Stated task – Pull out every line below that holds the word "Streaking".

Records from a data collection –
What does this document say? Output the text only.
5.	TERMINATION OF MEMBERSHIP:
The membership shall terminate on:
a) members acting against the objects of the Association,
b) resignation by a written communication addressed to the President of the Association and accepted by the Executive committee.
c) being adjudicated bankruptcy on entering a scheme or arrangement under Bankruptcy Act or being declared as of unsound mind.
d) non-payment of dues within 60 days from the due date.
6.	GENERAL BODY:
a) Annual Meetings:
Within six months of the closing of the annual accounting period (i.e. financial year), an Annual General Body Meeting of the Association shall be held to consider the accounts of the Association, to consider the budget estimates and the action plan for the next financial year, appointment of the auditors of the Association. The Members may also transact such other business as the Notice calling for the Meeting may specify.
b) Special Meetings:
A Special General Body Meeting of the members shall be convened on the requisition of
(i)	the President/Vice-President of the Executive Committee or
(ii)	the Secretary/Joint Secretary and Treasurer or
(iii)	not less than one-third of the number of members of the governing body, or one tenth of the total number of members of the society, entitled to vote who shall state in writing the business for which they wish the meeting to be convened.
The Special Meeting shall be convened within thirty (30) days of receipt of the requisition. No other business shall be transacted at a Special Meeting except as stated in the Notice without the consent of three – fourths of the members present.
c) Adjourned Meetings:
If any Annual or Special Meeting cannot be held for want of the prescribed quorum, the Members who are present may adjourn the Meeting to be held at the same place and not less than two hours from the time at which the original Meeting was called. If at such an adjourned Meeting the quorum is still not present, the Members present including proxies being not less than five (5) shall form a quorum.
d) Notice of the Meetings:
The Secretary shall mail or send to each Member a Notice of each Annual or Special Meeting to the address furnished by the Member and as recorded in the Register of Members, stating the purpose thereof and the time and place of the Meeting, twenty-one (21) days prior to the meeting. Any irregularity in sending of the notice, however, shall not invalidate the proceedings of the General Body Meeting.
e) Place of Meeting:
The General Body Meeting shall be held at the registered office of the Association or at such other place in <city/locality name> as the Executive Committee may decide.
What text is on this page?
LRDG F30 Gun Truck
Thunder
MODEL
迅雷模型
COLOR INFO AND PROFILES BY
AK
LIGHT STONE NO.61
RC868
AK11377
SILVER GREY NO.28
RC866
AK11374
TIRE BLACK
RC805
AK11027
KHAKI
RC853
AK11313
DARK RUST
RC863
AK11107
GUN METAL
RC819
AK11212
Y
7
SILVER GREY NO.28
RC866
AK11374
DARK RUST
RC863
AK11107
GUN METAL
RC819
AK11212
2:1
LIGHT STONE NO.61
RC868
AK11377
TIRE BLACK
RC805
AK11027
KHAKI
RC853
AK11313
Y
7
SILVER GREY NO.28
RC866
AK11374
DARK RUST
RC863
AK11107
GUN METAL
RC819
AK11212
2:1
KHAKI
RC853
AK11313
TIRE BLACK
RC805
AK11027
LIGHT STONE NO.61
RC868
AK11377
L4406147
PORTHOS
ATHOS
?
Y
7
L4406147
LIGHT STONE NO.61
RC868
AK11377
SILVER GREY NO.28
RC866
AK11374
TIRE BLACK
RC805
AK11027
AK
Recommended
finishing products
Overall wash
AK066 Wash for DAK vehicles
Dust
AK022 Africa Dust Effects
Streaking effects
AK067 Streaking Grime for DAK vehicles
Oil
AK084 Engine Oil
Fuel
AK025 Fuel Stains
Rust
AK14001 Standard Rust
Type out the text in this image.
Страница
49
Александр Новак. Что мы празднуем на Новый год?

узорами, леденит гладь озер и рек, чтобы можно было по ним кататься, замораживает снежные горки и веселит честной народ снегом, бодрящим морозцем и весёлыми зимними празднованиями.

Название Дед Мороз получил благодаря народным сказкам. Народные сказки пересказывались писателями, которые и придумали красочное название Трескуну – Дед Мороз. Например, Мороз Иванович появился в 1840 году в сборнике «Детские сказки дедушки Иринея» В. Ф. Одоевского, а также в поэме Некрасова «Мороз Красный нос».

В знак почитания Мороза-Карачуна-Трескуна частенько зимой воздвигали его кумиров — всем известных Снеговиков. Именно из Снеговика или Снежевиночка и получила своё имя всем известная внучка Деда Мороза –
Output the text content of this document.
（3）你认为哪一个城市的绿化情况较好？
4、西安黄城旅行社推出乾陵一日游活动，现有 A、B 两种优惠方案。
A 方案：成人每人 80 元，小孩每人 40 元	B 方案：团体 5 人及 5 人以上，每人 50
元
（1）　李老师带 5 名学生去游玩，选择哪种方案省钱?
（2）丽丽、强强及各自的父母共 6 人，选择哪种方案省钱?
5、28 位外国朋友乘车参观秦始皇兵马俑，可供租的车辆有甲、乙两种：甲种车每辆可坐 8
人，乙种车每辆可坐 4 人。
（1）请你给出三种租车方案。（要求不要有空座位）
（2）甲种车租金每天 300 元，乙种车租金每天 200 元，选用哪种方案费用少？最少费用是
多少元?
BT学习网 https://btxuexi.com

Result of the task –
Streaking effects
AK067 Streaking Grime for DAK vehicles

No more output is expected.